• **WRITTEN EXERCISE**
From the entries below, copy every line holding the word "this".

##### DATA FOR PROCESSING #####

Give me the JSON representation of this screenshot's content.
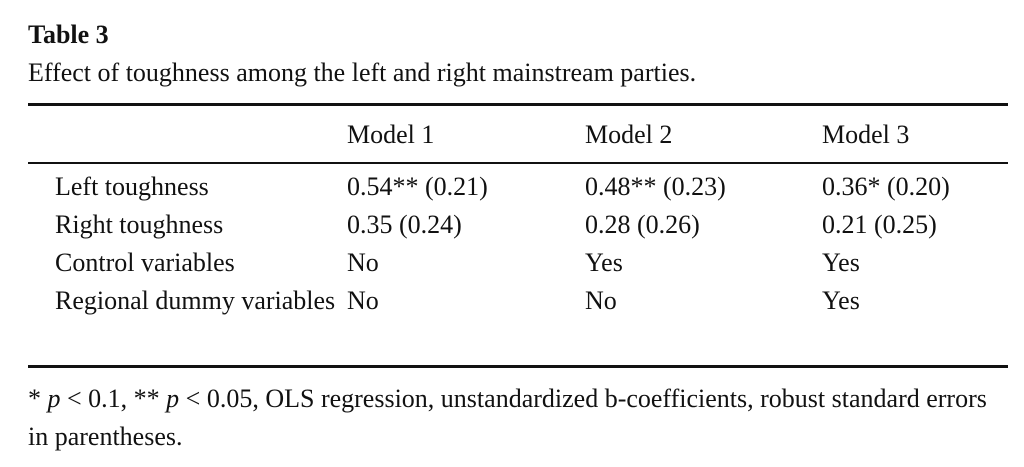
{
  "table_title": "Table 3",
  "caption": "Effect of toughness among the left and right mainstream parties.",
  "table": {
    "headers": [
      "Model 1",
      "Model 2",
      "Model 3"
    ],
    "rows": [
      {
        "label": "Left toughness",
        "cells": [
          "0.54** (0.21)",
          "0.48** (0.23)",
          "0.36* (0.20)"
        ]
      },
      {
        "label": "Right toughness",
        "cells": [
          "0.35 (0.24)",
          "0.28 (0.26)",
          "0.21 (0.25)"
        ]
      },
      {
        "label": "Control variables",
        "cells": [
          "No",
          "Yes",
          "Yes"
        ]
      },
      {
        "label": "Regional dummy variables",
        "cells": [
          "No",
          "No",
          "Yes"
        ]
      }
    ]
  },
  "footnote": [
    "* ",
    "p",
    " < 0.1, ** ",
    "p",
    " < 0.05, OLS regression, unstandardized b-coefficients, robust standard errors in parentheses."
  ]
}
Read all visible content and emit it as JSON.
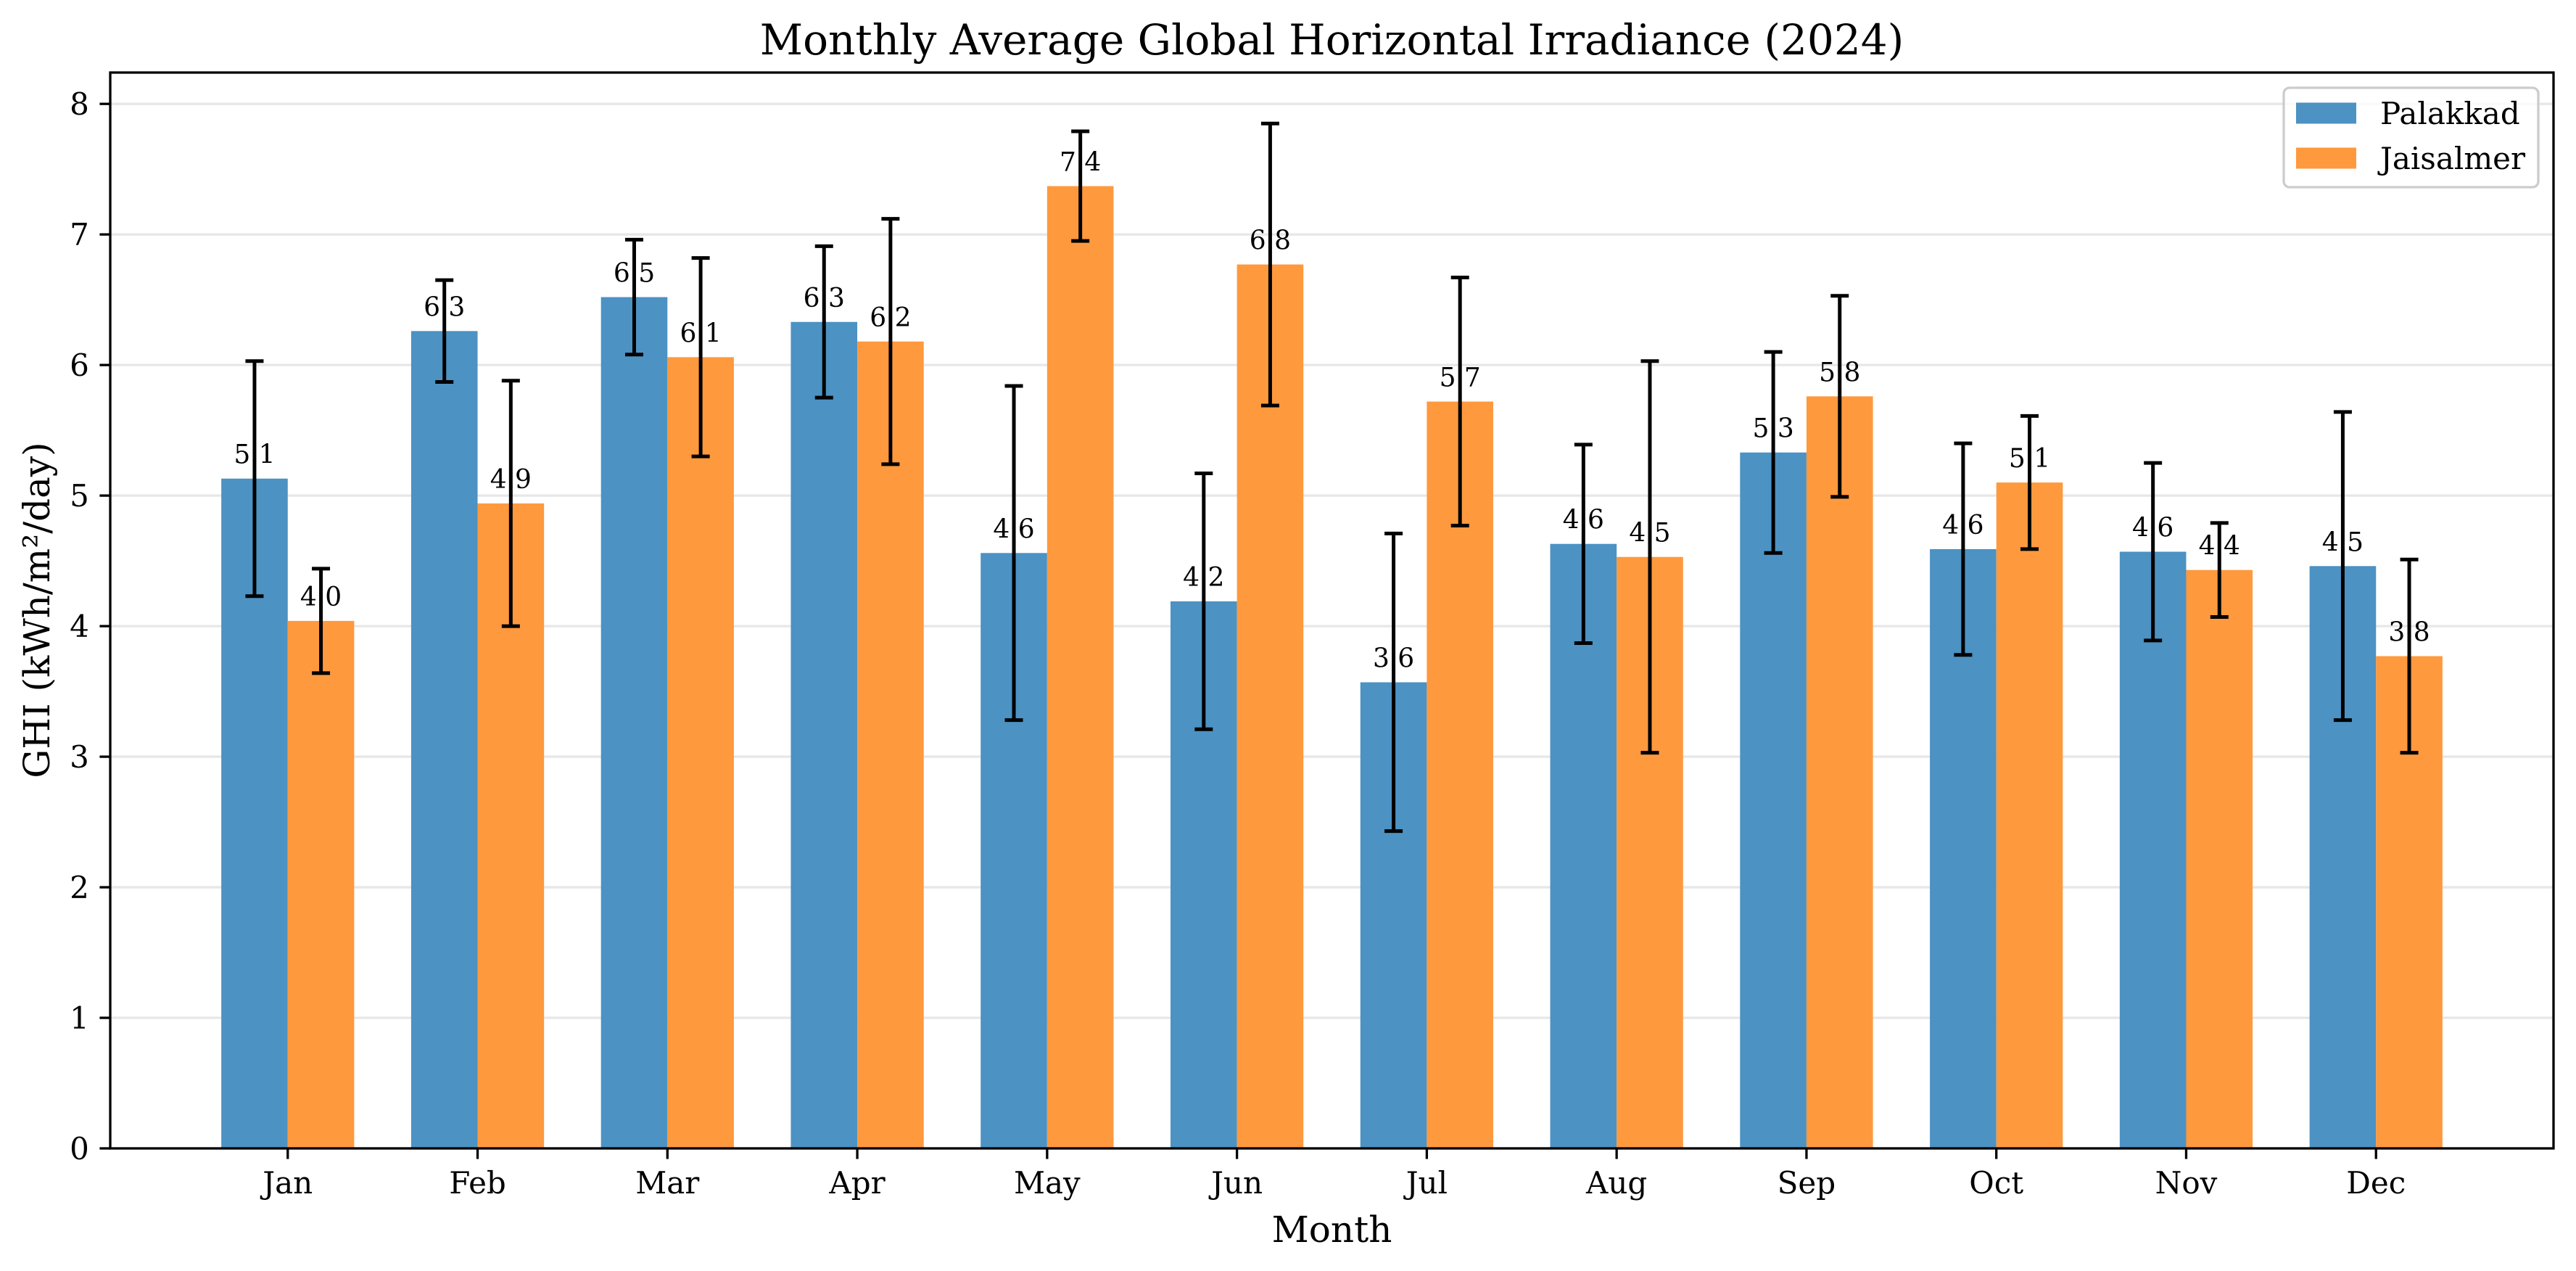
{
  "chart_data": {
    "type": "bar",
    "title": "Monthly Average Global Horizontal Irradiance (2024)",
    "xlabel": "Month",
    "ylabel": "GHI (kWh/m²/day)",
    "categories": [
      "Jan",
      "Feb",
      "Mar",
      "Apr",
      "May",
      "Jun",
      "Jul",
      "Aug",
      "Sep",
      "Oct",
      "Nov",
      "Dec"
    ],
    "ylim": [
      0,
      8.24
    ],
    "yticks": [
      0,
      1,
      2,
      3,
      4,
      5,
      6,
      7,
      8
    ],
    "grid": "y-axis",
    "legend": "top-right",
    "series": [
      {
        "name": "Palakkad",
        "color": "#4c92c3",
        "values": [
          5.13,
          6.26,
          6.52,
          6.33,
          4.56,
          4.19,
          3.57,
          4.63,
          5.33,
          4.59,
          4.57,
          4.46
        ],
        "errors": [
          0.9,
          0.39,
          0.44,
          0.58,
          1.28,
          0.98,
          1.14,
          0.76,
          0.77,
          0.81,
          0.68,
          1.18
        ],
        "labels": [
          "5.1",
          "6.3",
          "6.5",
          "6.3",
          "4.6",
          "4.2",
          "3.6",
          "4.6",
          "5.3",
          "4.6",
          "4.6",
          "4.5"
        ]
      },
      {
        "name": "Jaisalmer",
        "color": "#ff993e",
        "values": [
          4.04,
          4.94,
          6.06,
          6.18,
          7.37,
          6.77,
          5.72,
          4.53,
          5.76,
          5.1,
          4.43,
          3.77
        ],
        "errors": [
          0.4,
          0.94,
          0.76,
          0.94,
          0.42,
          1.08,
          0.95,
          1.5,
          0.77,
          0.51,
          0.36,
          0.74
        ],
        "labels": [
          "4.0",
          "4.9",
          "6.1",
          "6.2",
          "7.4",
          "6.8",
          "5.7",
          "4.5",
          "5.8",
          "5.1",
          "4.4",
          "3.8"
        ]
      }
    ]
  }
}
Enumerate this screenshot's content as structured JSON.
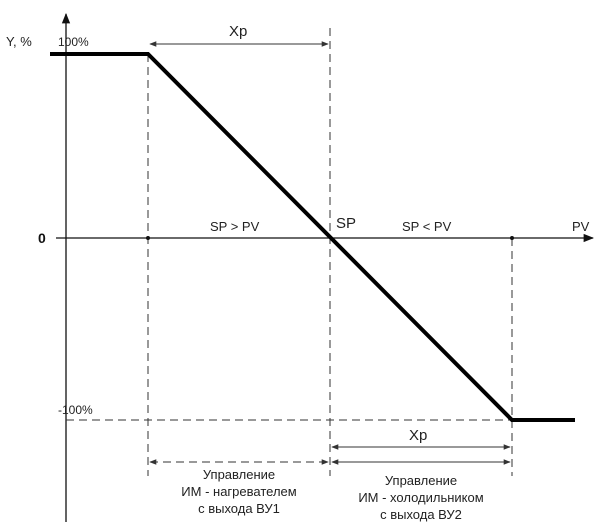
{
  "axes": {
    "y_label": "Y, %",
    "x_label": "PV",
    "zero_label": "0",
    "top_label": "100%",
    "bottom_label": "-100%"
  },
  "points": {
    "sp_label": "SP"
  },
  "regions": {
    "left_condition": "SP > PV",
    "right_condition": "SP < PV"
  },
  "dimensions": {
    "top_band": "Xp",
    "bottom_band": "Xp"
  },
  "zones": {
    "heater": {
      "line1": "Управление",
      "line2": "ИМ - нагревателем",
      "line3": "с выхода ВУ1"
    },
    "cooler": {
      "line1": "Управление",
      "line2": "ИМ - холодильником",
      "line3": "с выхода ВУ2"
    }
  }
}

#####

• **COMPLETED EXERCISE**
Give me the JSON representation of this screenshot's content.
Enumerate this screenshot's content as structured JSON.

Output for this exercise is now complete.